Stated goal>
Only the number is wanted: how many lines of the data contain "adsorption"?

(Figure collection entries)
----------

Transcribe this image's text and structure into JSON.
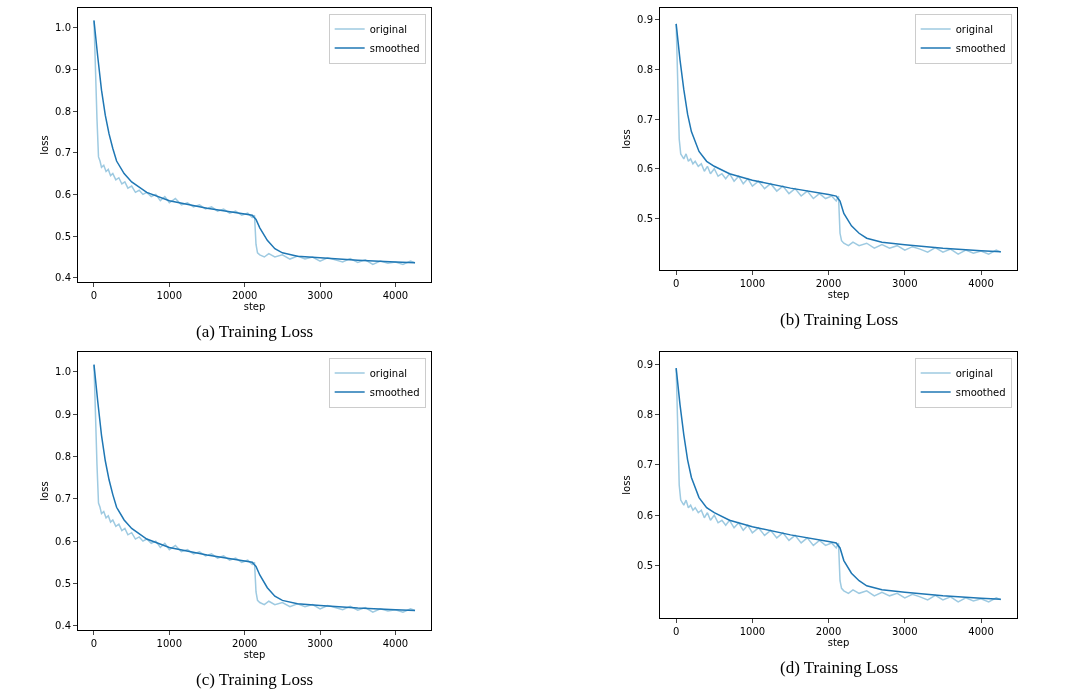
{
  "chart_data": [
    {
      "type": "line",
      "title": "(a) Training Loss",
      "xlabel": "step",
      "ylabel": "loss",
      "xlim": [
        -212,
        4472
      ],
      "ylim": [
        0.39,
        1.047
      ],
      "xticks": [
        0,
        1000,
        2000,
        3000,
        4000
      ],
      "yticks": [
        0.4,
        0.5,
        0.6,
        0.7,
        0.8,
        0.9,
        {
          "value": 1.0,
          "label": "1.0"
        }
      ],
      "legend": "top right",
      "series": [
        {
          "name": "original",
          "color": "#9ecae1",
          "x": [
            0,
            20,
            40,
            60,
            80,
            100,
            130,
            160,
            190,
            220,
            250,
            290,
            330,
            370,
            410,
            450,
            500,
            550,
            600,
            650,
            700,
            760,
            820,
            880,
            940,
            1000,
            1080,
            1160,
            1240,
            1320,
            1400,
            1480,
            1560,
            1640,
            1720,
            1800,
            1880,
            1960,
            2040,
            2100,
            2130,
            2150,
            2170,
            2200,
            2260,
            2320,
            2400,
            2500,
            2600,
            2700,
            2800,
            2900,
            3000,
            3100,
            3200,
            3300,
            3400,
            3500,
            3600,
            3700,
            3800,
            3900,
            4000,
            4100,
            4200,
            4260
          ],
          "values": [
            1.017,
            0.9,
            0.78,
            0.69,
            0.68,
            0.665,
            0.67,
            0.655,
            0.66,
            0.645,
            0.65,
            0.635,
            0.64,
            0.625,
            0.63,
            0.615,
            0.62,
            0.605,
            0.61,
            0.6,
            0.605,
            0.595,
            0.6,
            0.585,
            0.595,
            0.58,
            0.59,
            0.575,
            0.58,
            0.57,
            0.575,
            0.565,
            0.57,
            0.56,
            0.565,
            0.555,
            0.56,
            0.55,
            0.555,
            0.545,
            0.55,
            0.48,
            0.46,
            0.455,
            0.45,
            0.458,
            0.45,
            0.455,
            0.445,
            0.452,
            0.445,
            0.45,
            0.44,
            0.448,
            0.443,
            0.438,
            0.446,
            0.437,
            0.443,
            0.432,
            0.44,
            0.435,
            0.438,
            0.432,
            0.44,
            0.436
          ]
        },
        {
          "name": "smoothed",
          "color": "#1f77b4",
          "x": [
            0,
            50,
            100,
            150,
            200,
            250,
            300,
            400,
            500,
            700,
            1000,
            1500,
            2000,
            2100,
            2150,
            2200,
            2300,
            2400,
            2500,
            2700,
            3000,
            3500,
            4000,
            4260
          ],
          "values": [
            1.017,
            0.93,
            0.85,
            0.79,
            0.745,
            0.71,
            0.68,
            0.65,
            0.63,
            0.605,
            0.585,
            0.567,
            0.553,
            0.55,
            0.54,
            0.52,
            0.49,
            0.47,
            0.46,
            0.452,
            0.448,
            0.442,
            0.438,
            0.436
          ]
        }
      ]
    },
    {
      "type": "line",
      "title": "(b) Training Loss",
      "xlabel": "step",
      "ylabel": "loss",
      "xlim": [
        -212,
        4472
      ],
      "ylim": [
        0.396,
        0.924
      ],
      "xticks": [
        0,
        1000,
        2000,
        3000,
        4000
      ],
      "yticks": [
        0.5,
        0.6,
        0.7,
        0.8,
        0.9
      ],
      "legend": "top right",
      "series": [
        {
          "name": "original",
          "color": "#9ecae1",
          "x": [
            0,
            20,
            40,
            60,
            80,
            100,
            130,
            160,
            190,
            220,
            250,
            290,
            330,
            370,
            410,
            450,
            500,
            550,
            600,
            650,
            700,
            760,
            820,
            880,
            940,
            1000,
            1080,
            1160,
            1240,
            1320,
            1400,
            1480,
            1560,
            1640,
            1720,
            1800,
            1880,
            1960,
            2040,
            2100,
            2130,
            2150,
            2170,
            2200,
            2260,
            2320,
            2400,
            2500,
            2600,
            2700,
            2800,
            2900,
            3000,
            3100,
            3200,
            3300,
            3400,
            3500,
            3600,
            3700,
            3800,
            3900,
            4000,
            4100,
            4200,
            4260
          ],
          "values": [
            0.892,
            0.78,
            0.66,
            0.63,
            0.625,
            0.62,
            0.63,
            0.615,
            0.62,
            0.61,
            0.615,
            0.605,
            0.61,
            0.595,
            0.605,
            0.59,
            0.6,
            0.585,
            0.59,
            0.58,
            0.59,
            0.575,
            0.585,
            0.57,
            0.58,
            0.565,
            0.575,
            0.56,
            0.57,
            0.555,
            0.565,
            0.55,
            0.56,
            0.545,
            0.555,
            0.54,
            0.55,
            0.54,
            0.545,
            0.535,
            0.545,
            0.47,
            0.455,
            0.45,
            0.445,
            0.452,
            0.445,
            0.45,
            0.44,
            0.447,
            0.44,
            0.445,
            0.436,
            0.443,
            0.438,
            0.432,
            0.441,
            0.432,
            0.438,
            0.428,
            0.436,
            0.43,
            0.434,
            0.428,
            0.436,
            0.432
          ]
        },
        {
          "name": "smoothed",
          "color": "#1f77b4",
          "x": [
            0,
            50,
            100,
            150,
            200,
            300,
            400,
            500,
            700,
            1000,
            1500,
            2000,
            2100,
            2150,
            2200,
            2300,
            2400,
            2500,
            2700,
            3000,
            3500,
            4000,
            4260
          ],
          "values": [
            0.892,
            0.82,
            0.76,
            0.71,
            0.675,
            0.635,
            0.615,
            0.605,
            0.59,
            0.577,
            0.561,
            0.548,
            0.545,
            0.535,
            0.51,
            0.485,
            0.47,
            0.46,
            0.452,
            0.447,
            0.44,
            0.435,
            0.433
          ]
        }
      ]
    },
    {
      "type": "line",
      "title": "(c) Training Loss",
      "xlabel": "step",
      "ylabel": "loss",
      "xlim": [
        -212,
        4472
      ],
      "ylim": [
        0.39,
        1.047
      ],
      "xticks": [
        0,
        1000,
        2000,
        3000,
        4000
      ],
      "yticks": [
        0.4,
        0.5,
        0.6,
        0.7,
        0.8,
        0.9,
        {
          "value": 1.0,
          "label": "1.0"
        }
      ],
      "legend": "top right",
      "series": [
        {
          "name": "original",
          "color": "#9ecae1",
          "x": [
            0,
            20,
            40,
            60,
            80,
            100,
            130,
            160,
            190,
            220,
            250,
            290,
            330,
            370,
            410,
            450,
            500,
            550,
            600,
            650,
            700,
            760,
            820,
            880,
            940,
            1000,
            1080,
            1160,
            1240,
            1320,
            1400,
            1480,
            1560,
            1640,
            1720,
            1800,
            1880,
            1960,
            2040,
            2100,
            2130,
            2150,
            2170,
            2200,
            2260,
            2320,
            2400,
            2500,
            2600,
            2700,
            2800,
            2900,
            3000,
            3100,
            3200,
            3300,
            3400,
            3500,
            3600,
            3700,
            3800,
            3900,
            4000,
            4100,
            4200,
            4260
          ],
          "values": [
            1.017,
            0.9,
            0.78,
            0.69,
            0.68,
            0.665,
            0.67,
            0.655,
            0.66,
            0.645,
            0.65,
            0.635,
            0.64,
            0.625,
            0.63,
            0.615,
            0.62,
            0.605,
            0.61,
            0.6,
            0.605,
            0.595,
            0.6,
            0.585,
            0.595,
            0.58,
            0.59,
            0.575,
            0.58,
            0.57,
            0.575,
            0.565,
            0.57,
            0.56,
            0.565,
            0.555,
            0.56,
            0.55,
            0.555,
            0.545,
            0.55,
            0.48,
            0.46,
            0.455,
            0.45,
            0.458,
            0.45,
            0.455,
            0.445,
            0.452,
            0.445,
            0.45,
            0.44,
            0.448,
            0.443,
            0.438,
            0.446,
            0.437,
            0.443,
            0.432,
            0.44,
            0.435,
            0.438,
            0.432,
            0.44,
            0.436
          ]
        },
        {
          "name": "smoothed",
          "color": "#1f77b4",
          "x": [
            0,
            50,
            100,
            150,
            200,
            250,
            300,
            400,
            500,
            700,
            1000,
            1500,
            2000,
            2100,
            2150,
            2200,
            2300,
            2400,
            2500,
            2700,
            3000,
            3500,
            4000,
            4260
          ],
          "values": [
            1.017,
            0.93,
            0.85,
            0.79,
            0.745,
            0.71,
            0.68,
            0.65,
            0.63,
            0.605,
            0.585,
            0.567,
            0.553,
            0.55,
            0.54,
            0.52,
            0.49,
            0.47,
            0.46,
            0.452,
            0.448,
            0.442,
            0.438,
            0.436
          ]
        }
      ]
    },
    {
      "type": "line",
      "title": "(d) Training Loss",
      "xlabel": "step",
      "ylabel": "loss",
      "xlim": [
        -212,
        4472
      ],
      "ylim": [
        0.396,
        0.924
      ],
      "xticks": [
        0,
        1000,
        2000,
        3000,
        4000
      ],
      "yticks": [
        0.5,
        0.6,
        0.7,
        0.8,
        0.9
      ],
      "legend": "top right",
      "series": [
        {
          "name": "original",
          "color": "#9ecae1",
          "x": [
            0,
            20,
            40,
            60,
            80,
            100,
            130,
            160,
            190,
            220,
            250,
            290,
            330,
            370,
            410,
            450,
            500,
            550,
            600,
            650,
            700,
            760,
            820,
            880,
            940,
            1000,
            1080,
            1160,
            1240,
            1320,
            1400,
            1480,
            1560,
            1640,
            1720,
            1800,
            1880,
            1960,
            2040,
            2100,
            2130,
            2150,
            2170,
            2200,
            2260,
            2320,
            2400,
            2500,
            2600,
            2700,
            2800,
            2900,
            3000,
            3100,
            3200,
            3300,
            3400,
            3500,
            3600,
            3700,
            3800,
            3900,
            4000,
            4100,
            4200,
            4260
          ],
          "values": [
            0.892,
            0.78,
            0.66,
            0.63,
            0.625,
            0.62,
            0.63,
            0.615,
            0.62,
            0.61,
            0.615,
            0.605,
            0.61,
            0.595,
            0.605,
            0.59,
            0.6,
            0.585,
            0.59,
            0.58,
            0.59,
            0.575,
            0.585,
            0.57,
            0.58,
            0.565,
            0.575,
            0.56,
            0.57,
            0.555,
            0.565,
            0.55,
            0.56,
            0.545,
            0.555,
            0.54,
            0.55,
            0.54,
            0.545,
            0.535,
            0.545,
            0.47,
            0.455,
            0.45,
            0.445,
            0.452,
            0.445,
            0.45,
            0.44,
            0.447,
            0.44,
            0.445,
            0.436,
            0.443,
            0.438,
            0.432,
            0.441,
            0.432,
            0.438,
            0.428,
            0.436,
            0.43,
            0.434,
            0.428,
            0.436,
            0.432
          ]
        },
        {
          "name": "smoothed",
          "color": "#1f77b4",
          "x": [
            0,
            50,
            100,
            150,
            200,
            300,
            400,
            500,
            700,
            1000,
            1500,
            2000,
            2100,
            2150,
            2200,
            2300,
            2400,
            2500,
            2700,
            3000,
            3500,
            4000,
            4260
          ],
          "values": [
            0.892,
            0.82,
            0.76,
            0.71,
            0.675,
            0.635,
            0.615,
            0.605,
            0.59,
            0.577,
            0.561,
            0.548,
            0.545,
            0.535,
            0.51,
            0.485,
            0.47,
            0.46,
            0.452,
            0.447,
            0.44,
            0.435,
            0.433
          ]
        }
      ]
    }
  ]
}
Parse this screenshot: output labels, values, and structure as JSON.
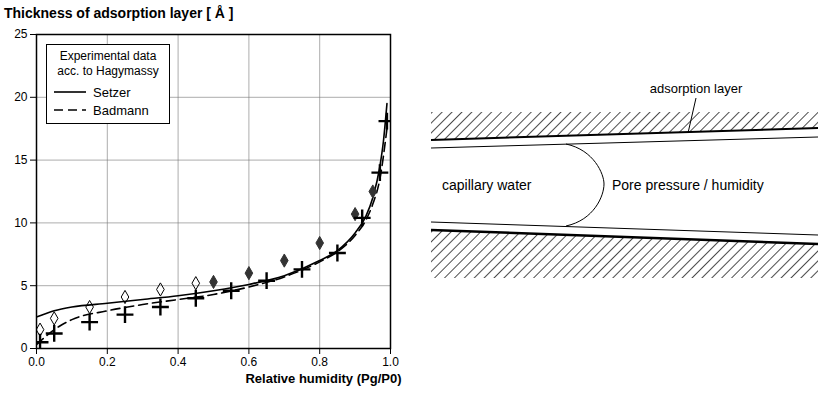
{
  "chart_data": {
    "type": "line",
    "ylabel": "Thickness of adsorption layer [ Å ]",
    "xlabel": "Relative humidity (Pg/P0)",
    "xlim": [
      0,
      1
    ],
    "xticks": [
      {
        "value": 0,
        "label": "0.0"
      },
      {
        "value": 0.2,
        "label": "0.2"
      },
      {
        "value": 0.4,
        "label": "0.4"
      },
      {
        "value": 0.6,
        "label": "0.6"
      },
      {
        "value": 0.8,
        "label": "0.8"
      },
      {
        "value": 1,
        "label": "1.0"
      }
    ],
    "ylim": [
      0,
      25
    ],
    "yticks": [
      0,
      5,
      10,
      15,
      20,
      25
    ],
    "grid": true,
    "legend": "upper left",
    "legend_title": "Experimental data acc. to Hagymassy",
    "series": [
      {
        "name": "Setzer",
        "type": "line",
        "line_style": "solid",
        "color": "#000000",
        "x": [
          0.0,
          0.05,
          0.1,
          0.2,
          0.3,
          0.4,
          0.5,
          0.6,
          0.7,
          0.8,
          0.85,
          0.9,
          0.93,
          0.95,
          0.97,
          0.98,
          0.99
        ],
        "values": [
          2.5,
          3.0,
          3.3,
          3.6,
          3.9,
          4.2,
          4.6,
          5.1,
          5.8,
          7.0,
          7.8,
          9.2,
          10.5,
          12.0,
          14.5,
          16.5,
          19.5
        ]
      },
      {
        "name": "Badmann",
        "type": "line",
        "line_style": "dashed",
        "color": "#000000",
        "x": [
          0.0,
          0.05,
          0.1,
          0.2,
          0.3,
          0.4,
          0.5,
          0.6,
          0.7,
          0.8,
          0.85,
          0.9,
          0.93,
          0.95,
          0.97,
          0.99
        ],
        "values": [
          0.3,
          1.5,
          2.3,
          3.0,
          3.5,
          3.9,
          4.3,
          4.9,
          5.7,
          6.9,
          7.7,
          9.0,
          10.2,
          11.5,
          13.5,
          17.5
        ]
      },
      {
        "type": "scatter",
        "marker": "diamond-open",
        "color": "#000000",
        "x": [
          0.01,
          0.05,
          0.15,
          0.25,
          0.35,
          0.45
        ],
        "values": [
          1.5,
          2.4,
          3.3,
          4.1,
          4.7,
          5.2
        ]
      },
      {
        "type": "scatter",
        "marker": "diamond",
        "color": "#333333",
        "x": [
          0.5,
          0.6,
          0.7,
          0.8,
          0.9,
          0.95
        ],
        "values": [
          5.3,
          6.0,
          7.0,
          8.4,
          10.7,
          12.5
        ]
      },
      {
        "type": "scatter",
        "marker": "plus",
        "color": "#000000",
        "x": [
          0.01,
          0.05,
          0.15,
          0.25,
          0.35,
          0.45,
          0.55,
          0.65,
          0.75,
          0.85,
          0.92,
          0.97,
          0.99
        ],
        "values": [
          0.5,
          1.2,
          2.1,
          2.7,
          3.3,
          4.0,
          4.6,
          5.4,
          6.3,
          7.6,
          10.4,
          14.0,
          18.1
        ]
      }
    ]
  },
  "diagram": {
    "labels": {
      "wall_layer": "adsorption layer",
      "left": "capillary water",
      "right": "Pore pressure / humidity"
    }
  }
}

----------

Reply to the task>
2